• **Data section**
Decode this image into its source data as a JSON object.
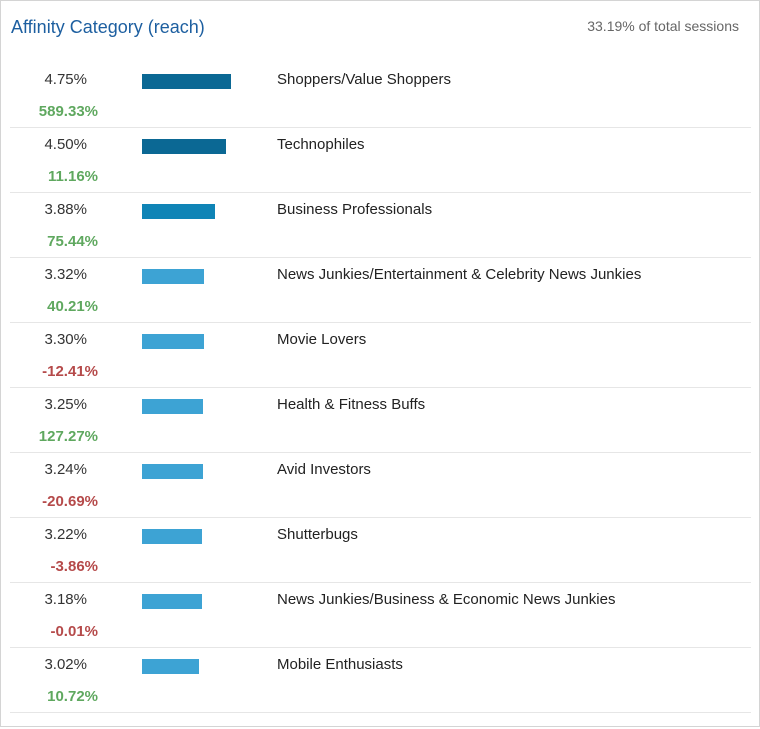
{
  "header": {
    "title": "Affinity Category (reach)",
    "subtitle": "33.19% of total sessions"
  },
  "colors": {
    "title": "#1d5fa0",
    "positive": "#5fa85f",
    "negative": "#b54a4a",
    "bar_dark": "#0b6894",
    "bar_mid": "#0f84b6",
    "bar_light": "#3da3d4"
  },
  "chart_data": {
    "type": "bar",
    "orientation": "horizontal",
    "title": "Affinity Category (reach)",
    "subtitle": "33.19% of total sessions",
    "xlim": [
      0,
      4.75
    ],
    "categories": [
      "Shoppers/Value Shoppers",
      "Technophiles",
      "Business Professionals",
      "News Junkies/Entertainment & Celebrity News Junkies",
      "Movie Lovers",
      "Health & Fitness Buffs",
      "Avid Investors",
      "Shutterbugs",
      "News Junkies/Business & Economic News Junkies",
      "Mobile Enthusiasts"
    ],
    "values": [
      4.75,
      4.5,
      3.88,
      3.32,
      3.3,
      3.25,
      3.24,
      3.22,
      3.18,
      3.02
    ],
    "value_labels": [
      "4.75%",
      "4.50%",
      "3.88%",
      "3.32%",
      "3.30%",
      "3.25%",
      "3.24%",
      "3.22%",
      "3.18%",
      "3.02%"
    ],
    "changes": [
      589.33,
      11.16,
      75.44,
      40.21,
      -12.41,
      127.27,
      -20.69,
      -3.86,
      -0.01,
      10.72
    ],
    "change_labels": [
      "589.33%",
      "11.16%",
      "75.44%",
      "40.21%",
      "-12.41%",
      "127.27%",
      "-20.69%",
      "-3.86%",
      "-0.01%",
      "10.72%"
    ],
    "bar_shades": [
      "dark",
      "dark",
      "mid",
      "light",
      "light",
      "light",
      "light",
      "light",
      "light",
      "light"
    ]
  }
}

• **Exercise**
Omit every picture, and otherwise quote the entries exactly.

• **Exercise result**
Decode this image into its source data as a JSON object.
{
  "header": {
    "title": "Affinity Category (reach)",
    "subtitle": "33.19% of total sessions"
  },
  "colors": {
    "title": "#1d5fa0",
    "positive": "#5fa85f",
    "negative": "#b54a4a",
    "bar_dark": "#0b6894",
    "bar_mid": "#0f84b6",
    "bar_light": "#3da3d4"
  },
  "chart_data": {
    "type": "bar",
    "orientation": "horizontal",
    "title": "Affinity Category (reach)",
    "subtitle": "33.19% of total sessions",
    "xlim": [
      0,
      4.75
    ],
    "categories": [
      "Shoppers/Value Shoppers",
      "Technophiles",
      "Business Professionals",
      "News Junkies/Entertainment & Celebrity News Junkies",
      "Movie Lovers",
      "Health & Fitness Buffs",
      "Avid Investors",
      "Shutterbugs",
      "News Junkies/Business & Economic News Junkies",
      "Mobile Enthusiasts"
    ],
    "values": [
      4.75,
      4.5,
      3.88,
      3.32,
      3.3,
      3.25,
      3.24,
      3.22,
      3.18,
      3.02
    ],
    "value_labels": [
      "4.75%",
      "4.50%",
      "3.88%",
      "3.32%",
      "3.30%",
      "3.25%",
      "3.24%",
      "3.22%",
      "3.18%",
      "3.02%"
    ],
    "changes": [
      589.33,
      11.16,
      75.44,
      40.21,
      -12.41,
      127.27,
      -20.69,
      -3.86,
      -0.01,
      10.72
    ],
    "change_labels": [
      "589.33%",
      "11.16%",
      "75.44%",
      "40.21%",
      "-12.41%",
      "127.27%",
      "-20.69%",
      "-3.86%",
      "-0.01%",
      "10.72%"
    ],
    "bar_shades": [
      "dark",
      "dark",
      "mid",
      "light",
      "light",
      "light",
      "light",
      "light",
      "light",
      "light"
    ]
  }
}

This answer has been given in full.